- _Aim_: The entries below are to be transcribed in full, without their images.

(Dataset records on visual material)
########

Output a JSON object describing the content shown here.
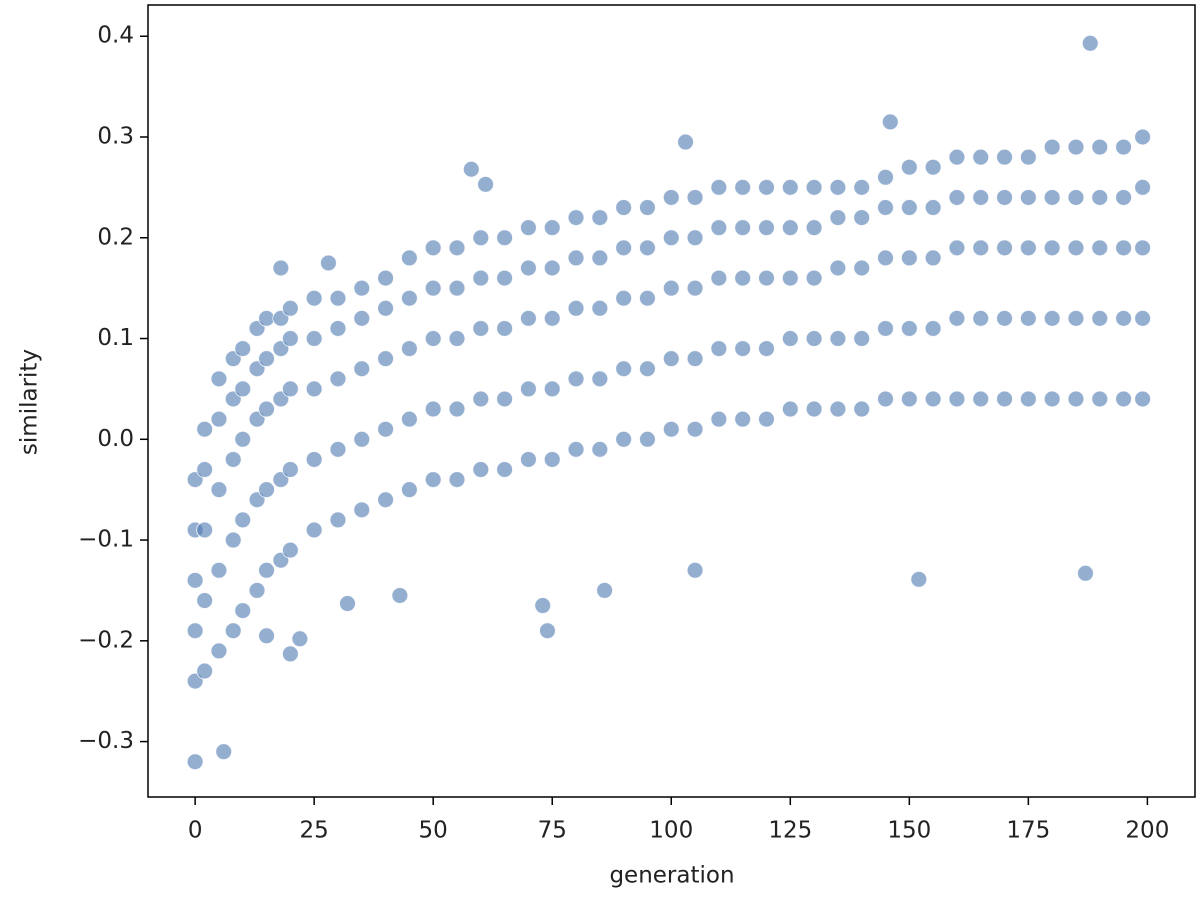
{
  "chart_data": {
    "type": "scatter",
    "x_label": "generation",
    "y_label": "similarity",
    "color": "#4c78b0",
    "xlim": [
      -9.9,
      210
    ],
    "ylim": [
      -0.355,
      0.431
    ],
    "xticks": [
      0,
      25,
      50,
      75,
      100,
      125,
      150,
      175,
      200
    ],
    "yticks": [
      {
        "value": -0.3,
        "label": "−0.3"
      },
      {
        "value": -0.2,
        "label": "−0.2"
      },
      {
        "value": -0.1,
        "label": "−0.1"
      },
      {
        "value": 0,
        "label": "0.0"
      },
      0.1,
      0.2,
      0.3,
      0.4
    ],
    "x": [
      0,
      0,
      0,
      0,
      0,
      2,
      2,
      2,
      2,
      2,
      5,
      5,
      5,
      5,
      5,
      8,
      8,
      8,
      8,
      8,
      10,
      10,
      10,
      10,
      10,
      13,
      13,
      13,
      13,
      13,
      15,
      15,
      15,
      15,
      15,
      18,
      18,
      18,
      18,
      18,
      20,
      20,
      20,
      20,
      20,
      25,
      25,
      25,
      25,
      25,
      30,
      30,
      30,
      30,
      30,
      35,
      35,
      35,
      35,
      35,
      40,
      40,
      40,
      40,
      40,
      45,
      45,
      45,
      45,
      45,
      50,
      50,
      50,
      50,
      50,
      55,
      55,
      55,
      55,
      55,
      60,
      60,
      60,
      60,
      60,
      65,
      65,
      65,
      65,
      65,
      70,
      70,
      70,
      70,
      70,
      75,
      75,
      75,
      75,
      75,
      80,
      80,
      80,
      80,
      80,
      85,
      85,
      85,
      85,
      85,
      90,
      90,
      90,
      90,
      90,
      95,
      95,
      95,
      95,
      95,
      100,
      100,
      100,
      100,
      100,
      105,
      105,
      105,
      105,
      105,
      110,
      110,
      110,
      110,
      110,
      115,
      115,
      115,
      115,
      115,
      120,
      120,
      120,
      120,
      120,
      125,
      125,
      125,
      125,
      125,
      130,
      130,
      130,
      130,
      130,
      135,
      135,
      135,
      135,
      135,
      140,
      140,
      140,
      140,
      140,
      145,
      145,
      145,
      145,
      145,
      150,
      150,
      150,
      150,
      150,
      155,
      155,
      155,
      155,
      155,
      160,
      160,
      160,
      160,
      160,
      165,
      165,
      165,
      165,
      165,
      170,
      170,
      170,
      170,
      170,
      175,
      175,
      175,
      175,
      175,
      180,
      180,
      180,
      180,
      180,
      185,
      185,
      185,
      185,
      185,
      190,
      190,
      190,
      190,
      190,
      195,
      195,
      195,
      195,
      195,
      199,
      199,
      199,
      199,
      199,
      188,
      0,
      6,
      187,
      152,
      105,
      74,
      73,
      86,
      58,
      61,
      28,
      18,
      146,
      103,
      43,
      32,
      20,
      15,
      22
    ],
    "values": [
      -0.24,
      -0.19,
      -0.14,
      -0.09,
      -0.04,
      -0.23,
      -0.16,
      -0.09,
      -0.03,
      0.01,
      -0.21,
      -0.13,
      -0.05,
      0.02,
      0.06,
      -0.19,
      -0.1,
      -0.02,
      0.04,
      0.08,
      -0.17,
      -0.08,
      0.0,
      0.05,
      0.09,
      -0.15,
      -0.06,
      0.02,
      0.07,
      0.11,
      -0.13,
      -0.05,
      0.03,
      0.08,
      0.12,
      -0.12,
      -0.04,
      0.04,
      0.09,
      0.12,
      -0.11,
      -0.03,
      0.05,
      0.1,
      0.13,
      -0.09,
      -0.02,
      0.05,
      0.1,
      0.14,
      -0.08,
      -0.01,
      0.06,
      0.11,
      0.14,
      -0.07,
      0.0,
      0.07,
      0.12,
      0.15,
      -0.06,
      0.01,
      0.08,
      0.13,
      0.16,
      -0.05,
      0.02,
      0.09,
      0.14,
      0.18,
      -0.04,
      0.03,
      0.1,
      0.15,
      0.19,
      -0.04,
      0.03,
      0.1,
      0.15,
      0.19,
      -0.03,
      0.04,
      0.11,
      0.16,
      0.2,
      -0.03,
      0.04,
      0.11,
      0.16,
      0.2,
      -0.02,
      0.05,
      0.12,
      0.17,
      0.21,
      -0.02,
      0.05,
      0.12,
      0.17,
      0.21,
      -0.01,
      0.06,
      0.13,
      0.18,
      0.22,
      -0.01,
      0.06,
      0.13,
      0.18,
      0.22,
      0.0,
      0.07,
      0.14,
      0.19,
      0.23,
      0.0,
      0.07,
      0.14,
      0.19,
      0.23,
      0.01,
      0.08,
      0.15,
      0.2,
      0.24,
      0.01,
      0.08,
      0.15,
      0.2,
      0.24,
      0.02,
      0.09,
      0.16,
      0.21,
      0.25,
      0.02,
      0.09,
      0.16,
      0.21,
      0.25,
      0.02,
      0.09,
      0.16,
      0.21,
      0.25,
      0.03,
      0.1,
      0.16,
      0.21,
      0.25,
      0.03,
      0.1,
      0.16,
      0.21,
      0.25,
      0.03,
      0.1,
      0.17,
      0.22,
      0.25,
      0.03,
      0.1,
      0.17,
      0.22,
      0.25,
      0.04,
      0.11,
      0.18,
      0.23,
      0.26,
      0.04,
      0.11,
      0.18,
      0.23,
      0.27,
      0.04,
      0.11,
      0.18,
      0.23,
      0.27,
      0.04,
      0.12,
      0.19,
      0.24,
      0.28,
      0.04,
      0.12,
      0.19,
      0.24,
      0.28,
      0.04,
      0.12,
      0.19,
      0.24,
      0.28,
      0.04,
      0.12,
      0.19,
      0.24,
      0.28,
      0.04,
      0.12,
      0.19,
      0.24,
      0.29,
      0.04,
      0.12,
      0.19,
      0.24,
      0.29,
      0.04,
      0.12,
      0.19,
      0.24,
      0.29,
      0.04,
      0.12,
      0.19,
      0.24,
      0.29,
      0.04,
      0.12,
      0.19,
      0.25,
      0.3,
      0.393,
      -0.32,
      -0.31,
      -0.133,
      -0.139,
      -0.13,
      -0.19,
      -0.165,
      -0.15,
      0.268,
      0.253,
      0.175,
      0.17,
      0.315,
      0.295,
      -0.155,
      -0.163,
      -0.213,
      -0.195,
      -0.198
    ]
  }
}
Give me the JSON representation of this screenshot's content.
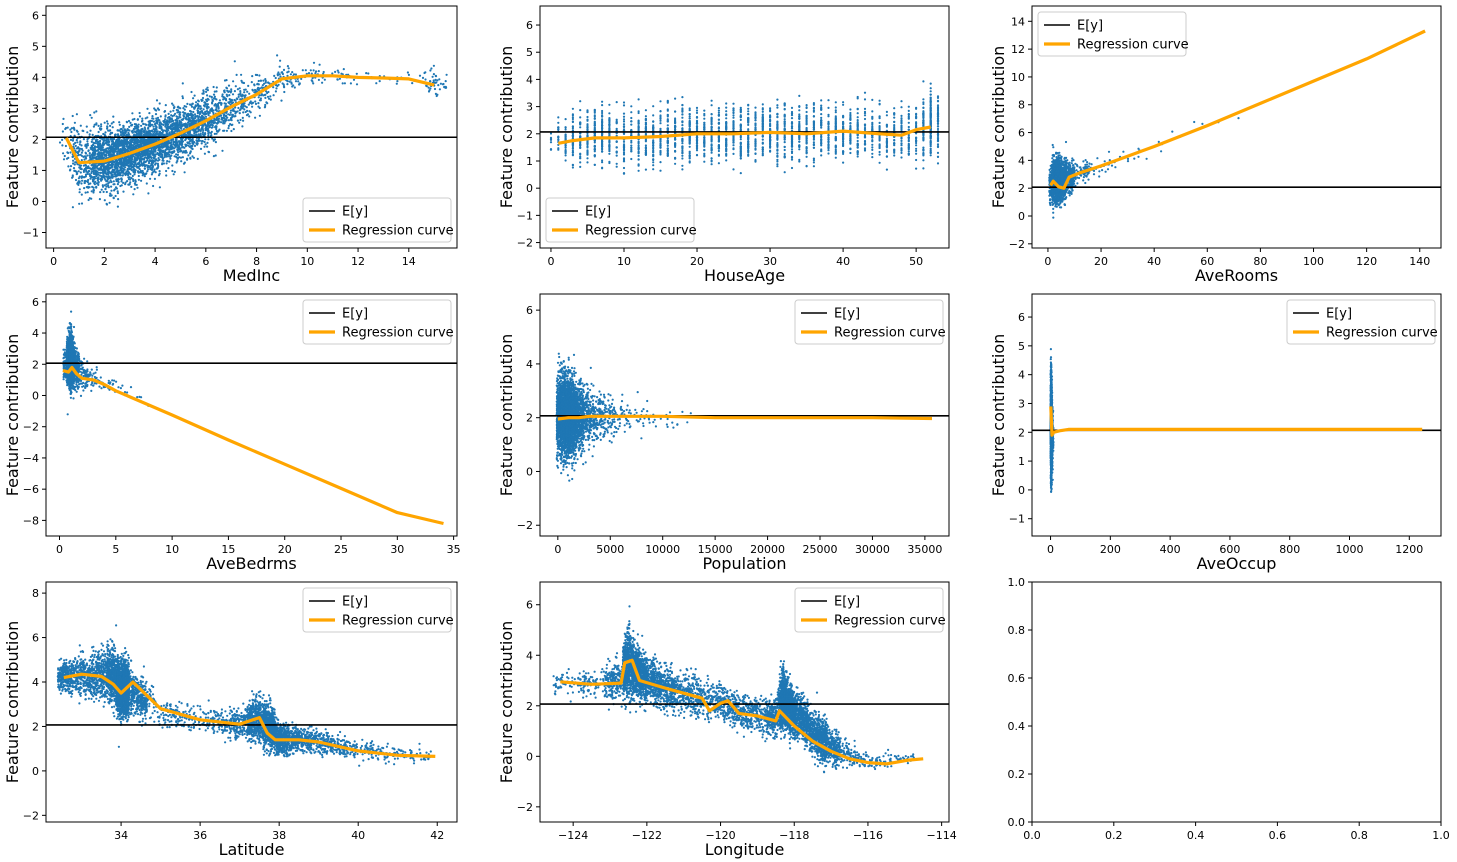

########

- _Answer below_:
Output a JSON object describing the content shown here.
{
  "chart_data": {
    "type": "scatter",
    "x_label": "generation",
    "y_label": "similarity",
    "color": "#4c78b0",
    "xlim": [
      -9.9,
      210
    ],
    "ylim": [
      -0.355,
      0.431
    ],
    "xticks": [
      0,
      25,
      50,
      75,
      100,
      125,
      150,
      175,
      200
    ],
    "yticks": [
      {
        "value": -0.3,
        "label": "−0.3"
      },
      {
        "value": -0.2,
        "label": "−0.2"
      },
      {
        "value": -0.1,
        "label": "−0.1"
      },
      {
        "value": 0,
        "label": "0.0"
      },
      0.1,
      0.2,
      0.3,
      0.4
    ],
    "x": [
      0,
      0,
      0,
      0,
      0,
      2,
      2,
      2,
      2,
      2,
      5,
      5,
      5,
      5,
      5,
      8,
      8,
      8,
      8,
      8,
      10,
      10,
      10,
      10,
      10,
      13,
      13,
      13,
      13,
      13,
      15,
      15,
      15,
      15,
      15,
      18,
      18,
      18,
      18,
      18,
      20,
      20,
      20,
      20,
      20,
      25,
      25,
      25,
      25,
      25,
      30,
      30,
      30,
      30,
      30,
      35,
      35,
      35,
      35,
      35,
      40,
      40,
      40,
      40,
      40,
      45,
      45,
      45,
      45,
      45,
      50,
      50,
      50,
      50,
      50,
      55,
      55,
      55,
      55,
      55,
      60,
      60,
      60,
      60,
      60,
      65,
      65,
      65,
      65,
      65,
      70,
      70,
      70,
      70,
      70,
      75,
      75,
      75,
      75,
      75,
      80,
      80,
      80,
      80,
      80,
      85,
      85,
      85,
      85,
      85,
      90,
      90,
      90,
      90,
      90,
      95,
      95,
      95,
      95,
      95,
      100,
      100,
      100,
      100,
      100,
      105,
      105,
      105,
      105,
      105,
      110,
      110,
      110,
      110,
      110,
      115,
      115,
      115,
      115,
      115,
      120,
      120,
      120,
      120,
      120,
      125,
      125,
      125,
      125,
      125,
      130,
      130,
      130,
      130,
      130,
      135,
      135,
      135,
      135,
      135,
      140,
      140,
      140,
      140,
      140,
      145,
      145,
      145,
      145,
      145,
      150,
      150,
      150,
      150,
      150,
      155,
      155,
      155,
      155,
      155,
      160,
      160,
      160,
      160,
      160,
      165,
      165,
      165,
      165,
      165,
      170,
      170,
      170,
      170,
      170,
      175,
      175,
      175,
      175,
      175,
      180,
      180,
      180,
      180,
      180,
      185,
      185,
      185,
      185,
      185,
      190,
      190,
      190,
      190,
      190,
      195,
      195,
      195,
      195,
      195,
      199,
      199,
      199,
      199,
      199,
      188,
      0,
      6,
      187,
      152,
      105,
      74,
      73,
      86,
      58,
      61,
      28,
      18,
      146,
      103,
      43,
      32,
      20,
      15,
      22
    ],
    "values": [
      -0.24,
      -0.19,
      -0.14,
      -0.09,
      -0.04,
      -0.23,
      -0.16,
      -0.09,
      -0.03,
      0.01,
      -0.21,
      -0.13,
      -0.05,
      0.02,
      0.06,
      -0.19,
      -0.1,
      -0.02,
      0.04,
      0.08,
      -0.17,
      -0.08,
      0.0,
      0.05,
      0.09,
      -0.15,
      -0.06,
      0.02,
      0.07,
      0.11,
      -0.13,
      -0.05,
      0.03,
      0.08,
      0.12,
      -0.12,
      -0.04,
      0.04,
      0.09,
      0.12,
      -0.11,
      -0.03,
      0.05,
      0.1,
      0.13,
      -0.09,
      -0.02,
      0.05,
      0.1,
      0.14,
      -0.08,
      -0.01,
      0.06,
      0.11,
      0.14,
      -0.07,
      0.0,
      0.07,
      0.12,
      0.15,
      -0.06,
      0.01,
      0.08,
      0.13,
      0.16,
      -0.05,
      0.02,
      0.09,
      0.14,
      0.18,
      -0.04,
      0.03,
      0.1,
      0.15,
      0.19,
      -0.04,
      0.03,
      0.1,
      0.15,
      0.19,
      -0.03,
      0.04,
      0.11,
      0.16,
      0.2,
      -0.03,
      0.04,
      0.11,
      0.16,
      0.2,
      -0.02,
      0.05,
      0.12,
      0.17,
      0.21,
      -0.02,
      0.05,
      0.12,
      0.17,
      0.21,
      -0.01,
      0.06,
      0.13,
      0.18,
      0.22,
      -0.01,
      0.06,
      0.13,
      0.18,
      0.22,
      0.0,
      0.07,
      0.14,
      0.19,
      0.23,
      0.0,
      0.07,
      0.14,
      0.19,
      0.23,
      0.01,
      0.08,
      0.15,
      0.2,
      0.24,
      0.01,
      0.08,
      0.15,
      0.2,
      0.24,
      0.02,
      0.09,
      0.16,
      0.21,
      0.25,
      0.02,
      0.09,
      0.16,
      0.21,
      0.25,
      0.02,
      0.09,
      0.16,
      0.21,
      0.25,
      0.03,
      0.1,
      0.16,
      0.21,
      0.25,
      0.03,
      0.1,
      0.16,
      0.21,
      0.25,
      0.03,
      0.1,
      0.17,
      0.22,
      0.25,
      0.03,
      0.1,
      0.17,
      0.22,
      0.25,
      0.04,
      0.11,
      0.18,
      0.23,
      0.26,
      0.04,
      0.11,
      0.18,
      0.23,
      0.27,
      0.04,
      0.11,
      0.18,
      0.23,
      0.27,
      0.04,
      0.12,
      0.19,
      0.24,
      0.28,
      0.04,
      0.12,
      0.19,
      0.24,
      0.28,
      0.04,
      0.12,
      0.19,
      0.24,
      0.28,
      0.04,
      0.12,
      0.19,
      0.24,
      0.28,
      0.04,
      0.12,
      0.19,
      0.24,
      0.29,
      0.04,
      0.12,
      0.19,
      0.24,
      0.29,
      0.04,
      0.12,
      0.19,
      0.24,
      0.29,
      0.04,
      0.12,
      0.19,
      0.24,
      0.29,
      0.04,
      0.12,
      0.19,
      0.25,
      0.3,
      0.393,
      -0.32,
      -0.31,
      -0.133,
      -0.139,
      -0.13,
      -0.19,
      -0.165,
      -0.15,
      0.268,
      0.253,
      0.175,
      0.17,
      0.315,
      0.295,
      -0.155,
      -0.163,
      -0.213,
      -0.195,
      -0.198
    ]
  }
}
Give me the JSON representation of this screenshot's content.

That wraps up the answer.